[Data entries]

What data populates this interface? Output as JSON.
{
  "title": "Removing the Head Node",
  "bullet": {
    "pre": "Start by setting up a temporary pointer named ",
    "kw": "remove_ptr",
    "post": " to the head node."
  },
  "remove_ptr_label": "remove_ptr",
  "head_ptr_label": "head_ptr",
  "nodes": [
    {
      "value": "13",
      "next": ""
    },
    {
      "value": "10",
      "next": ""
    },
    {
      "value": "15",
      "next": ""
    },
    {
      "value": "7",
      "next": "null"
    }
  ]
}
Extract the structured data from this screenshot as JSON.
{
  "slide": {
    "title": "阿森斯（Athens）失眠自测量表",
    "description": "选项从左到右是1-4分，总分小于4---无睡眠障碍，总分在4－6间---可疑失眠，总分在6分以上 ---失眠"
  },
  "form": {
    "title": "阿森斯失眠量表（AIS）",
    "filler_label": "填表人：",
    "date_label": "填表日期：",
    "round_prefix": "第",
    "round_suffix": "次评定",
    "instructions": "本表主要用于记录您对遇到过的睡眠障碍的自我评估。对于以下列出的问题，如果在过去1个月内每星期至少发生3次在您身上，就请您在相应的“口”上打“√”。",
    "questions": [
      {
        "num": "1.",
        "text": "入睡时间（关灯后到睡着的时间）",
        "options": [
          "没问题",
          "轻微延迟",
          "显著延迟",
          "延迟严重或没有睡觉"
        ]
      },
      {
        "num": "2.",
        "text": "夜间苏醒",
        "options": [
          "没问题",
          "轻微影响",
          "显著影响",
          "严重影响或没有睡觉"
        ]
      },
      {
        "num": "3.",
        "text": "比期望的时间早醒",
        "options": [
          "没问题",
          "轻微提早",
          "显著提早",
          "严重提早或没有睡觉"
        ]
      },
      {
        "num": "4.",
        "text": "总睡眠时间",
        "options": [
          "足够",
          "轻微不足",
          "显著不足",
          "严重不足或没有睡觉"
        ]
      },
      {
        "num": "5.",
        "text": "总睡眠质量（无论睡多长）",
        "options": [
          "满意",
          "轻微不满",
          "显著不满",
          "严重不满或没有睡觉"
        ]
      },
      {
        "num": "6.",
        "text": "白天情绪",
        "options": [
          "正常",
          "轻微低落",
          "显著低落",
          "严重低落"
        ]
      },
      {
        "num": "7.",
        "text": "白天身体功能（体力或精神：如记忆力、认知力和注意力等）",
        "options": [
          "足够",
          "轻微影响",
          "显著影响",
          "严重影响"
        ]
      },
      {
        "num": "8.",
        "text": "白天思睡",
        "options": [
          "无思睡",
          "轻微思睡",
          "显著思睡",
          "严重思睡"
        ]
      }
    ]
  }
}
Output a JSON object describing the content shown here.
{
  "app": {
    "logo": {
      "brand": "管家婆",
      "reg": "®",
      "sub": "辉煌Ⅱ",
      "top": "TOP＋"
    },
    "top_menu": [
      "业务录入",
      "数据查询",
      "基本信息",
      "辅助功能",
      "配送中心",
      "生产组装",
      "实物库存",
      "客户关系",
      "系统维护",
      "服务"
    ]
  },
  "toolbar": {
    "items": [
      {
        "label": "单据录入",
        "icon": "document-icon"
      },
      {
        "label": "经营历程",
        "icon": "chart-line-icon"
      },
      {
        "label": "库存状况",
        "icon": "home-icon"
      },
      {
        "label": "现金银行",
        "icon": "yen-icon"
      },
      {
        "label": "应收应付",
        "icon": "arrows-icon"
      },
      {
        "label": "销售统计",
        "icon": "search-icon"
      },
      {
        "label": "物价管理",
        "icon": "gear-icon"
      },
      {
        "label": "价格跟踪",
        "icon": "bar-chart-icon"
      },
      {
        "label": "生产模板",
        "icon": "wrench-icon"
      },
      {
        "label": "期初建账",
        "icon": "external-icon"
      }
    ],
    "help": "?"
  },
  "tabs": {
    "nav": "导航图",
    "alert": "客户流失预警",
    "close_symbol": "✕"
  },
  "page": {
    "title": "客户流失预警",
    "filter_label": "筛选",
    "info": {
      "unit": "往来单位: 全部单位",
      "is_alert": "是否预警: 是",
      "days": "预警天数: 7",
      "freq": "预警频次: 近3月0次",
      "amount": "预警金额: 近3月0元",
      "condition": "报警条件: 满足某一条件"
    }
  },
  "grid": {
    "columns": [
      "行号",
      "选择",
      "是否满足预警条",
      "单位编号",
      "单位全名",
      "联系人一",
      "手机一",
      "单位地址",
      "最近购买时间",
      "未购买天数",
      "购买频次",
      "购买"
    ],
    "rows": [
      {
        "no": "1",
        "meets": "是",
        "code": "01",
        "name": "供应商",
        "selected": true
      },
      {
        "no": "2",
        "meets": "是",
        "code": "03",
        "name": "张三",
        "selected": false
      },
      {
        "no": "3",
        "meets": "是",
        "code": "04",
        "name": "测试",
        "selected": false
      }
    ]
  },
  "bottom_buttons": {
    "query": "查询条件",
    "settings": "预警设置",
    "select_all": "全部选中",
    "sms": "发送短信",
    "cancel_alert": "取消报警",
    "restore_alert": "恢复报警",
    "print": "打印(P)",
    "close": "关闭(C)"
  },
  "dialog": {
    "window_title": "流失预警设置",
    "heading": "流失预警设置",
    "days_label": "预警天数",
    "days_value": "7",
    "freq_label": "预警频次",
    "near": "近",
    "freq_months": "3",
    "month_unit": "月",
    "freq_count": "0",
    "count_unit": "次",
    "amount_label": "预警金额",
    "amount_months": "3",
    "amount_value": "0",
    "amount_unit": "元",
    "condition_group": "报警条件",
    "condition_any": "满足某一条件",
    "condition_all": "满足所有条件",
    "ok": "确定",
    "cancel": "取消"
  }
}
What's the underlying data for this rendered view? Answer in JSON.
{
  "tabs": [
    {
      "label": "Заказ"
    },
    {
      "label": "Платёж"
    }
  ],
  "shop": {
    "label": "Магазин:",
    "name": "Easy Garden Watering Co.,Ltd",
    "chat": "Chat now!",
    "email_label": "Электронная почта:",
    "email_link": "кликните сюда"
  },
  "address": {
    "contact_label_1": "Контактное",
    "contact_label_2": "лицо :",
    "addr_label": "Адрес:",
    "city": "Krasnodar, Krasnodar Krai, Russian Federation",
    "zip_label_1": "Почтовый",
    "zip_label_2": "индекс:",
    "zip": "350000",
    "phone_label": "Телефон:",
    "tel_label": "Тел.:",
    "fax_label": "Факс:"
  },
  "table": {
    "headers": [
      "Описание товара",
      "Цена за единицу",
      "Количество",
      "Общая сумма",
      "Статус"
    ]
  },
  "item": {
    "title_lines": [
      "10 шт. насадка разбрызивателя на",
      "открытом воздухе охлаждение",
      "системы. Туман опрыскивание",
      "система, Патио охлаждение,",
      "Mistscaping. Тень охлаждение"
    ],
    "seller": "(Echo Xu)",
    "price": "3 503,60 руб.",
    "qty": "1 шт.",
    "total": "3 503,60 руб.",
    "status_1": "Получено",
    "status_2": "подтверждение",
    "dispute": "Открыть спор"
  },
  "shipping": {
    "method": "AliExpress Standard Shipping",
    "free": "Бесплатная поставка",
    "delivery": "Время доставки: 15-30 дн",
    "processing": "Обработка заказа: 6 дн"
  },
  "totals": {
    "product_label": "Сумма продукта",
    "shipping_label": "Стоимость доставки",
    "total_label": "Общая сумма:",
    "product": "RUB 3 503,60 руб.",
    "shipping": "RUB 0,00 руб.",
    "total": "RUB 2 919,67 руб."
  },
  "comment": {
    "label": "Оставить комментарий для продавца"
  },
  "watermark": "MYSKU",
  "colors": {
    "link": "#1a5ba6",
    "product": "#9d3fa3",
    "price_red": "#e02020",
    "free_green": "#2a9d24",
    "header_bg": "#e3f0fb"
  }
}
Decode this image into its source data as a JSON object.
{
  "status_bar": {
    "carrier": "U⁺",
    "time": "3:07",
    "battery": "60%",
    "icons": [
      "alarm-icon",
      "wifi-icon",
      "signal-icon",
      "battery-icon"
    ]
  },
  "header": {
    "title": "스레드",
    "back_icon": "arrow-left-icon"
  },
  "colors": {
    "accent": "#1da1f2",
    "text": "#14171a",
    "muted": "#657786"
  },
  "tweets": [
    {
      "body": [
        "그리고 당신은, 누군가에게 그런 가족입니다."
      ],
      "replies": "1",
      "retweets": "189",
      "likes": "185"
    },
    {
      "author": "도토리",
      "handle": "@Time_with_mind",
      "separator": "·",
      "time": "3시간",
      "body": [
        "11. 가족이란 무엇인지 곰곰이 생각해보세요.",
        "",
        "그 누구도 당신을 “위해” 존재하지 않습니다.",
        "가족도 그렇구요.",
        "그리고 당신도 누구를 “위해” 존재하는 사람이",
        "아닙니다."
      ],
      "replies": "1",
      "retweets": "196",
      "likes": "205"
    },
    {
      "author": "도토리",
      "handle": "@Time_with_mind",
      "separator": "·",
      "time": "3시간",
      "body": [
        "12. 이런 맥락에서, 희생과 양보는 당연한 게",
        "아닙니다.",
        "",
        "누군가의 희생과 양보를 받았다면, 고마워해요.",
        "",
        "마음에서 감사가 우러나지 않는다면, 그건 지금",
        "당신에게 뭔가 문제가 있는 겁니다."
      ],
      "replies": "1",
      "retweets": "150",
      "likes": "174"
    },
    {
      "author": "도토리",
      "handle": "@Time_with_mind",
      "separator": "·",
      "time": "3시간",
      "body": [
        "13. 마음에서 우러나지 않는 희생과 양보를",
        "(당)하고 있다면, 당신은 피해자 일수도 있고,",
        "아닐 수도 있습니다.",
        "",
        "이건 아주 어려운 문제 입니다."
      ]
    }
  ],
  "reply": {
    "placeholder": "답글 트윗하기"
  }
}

■ Work to be completed: Across the entries, how many lines contain "Output"? Reply with the number only.

■ The completed task: 2